*SHORT PROBLEM*. Please give the listing again, word for word, with nothing left out.

-------- DATA EXTRACT

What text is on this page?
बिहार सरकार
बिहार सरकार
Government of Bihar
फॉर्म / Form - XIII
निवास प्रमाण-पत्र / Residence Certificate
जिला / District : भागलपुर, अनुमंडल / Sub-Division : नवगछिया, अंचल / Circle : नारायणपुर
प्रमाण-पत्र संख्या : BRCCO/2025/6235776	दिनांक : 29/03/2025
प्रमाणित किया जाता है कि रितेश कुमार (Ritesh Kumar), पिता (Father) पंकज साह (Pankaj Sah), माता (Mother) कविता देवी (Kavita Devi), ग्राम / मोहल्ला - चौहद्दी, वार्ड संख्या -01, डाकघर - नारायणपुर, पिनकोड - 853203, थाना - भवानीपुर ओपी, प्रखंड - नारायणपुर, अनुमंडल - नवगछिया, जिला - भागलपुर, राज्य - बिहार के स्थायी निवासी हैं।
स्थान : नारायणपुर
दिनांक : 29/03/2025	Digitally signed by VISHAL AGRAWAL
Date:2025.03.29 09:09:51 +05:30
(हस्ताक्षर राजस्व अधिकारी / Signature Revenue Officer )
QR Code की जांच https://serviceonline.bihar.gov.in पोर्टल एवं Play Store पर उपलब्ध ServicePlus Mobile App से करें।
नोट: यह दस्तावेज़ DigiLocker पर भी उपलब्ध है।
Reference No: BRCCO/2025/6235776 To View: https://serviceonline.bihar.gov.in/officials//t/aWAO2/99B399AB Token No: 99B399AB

----------------

*OUTPUT OF THE TASK*.
What text is on this page?
बिहार सरकार
बिहार सरकार
Government of Bihar
फॉर्म / Form - XIII
निवास प्रमाण-पत्र / Residence Certificate
जिला / District : भागलपुर, अनुमंडल / Sub-Division : नवगछिया, अंचल / Circle : नारायणपुर
प्रमाण-पत्र संख्या : BRCCO/2025/6235776	दिनांक : 29/03/2025
प्रमाणित किया जाता है कि रितेश कुमार (Ritesh Kumar), पिता (Father) पंकज साह (Pankaj Sah), माता (Mother) कविता देवी (Kavita Devi), ग्राम / मोहल्ला - चौहद्दी, वार्ड संख्या -01, डाकघर - नारायणपुर, पिनकोड - 853203, थाना - भवानीपुर ओपी, प्रखंड - नारायणपुर, अनुमंडल - नवगछिया, जिला - भागलपुर, राज्य - बिहार के स्थायी निवासी हैं।
स्थान : नारायणपुर
दिनांक : 29/03/2025	Digitally signed by VISHAL AGRAWAL
Date:2025.03.29 09:09:51 +05:30
(हस्ताक्षर राजस्व अधिकारी / Signature Revenue Officer )
QR Code की जांच https://serviceonline.bihar.gov.in पोर्टल एवं Play Store पर उपलब्ध ServicePlus Mobile App से करें।
नोट: यह दस्तावेज़ DigiLocker पर भी उपलब्ध है।
Reference No: BRCCO/2025/6235776 To View: https://serviceonline.bihar.gov.in/officials//t/aWAO2/99B399AB Token No: 99B399AB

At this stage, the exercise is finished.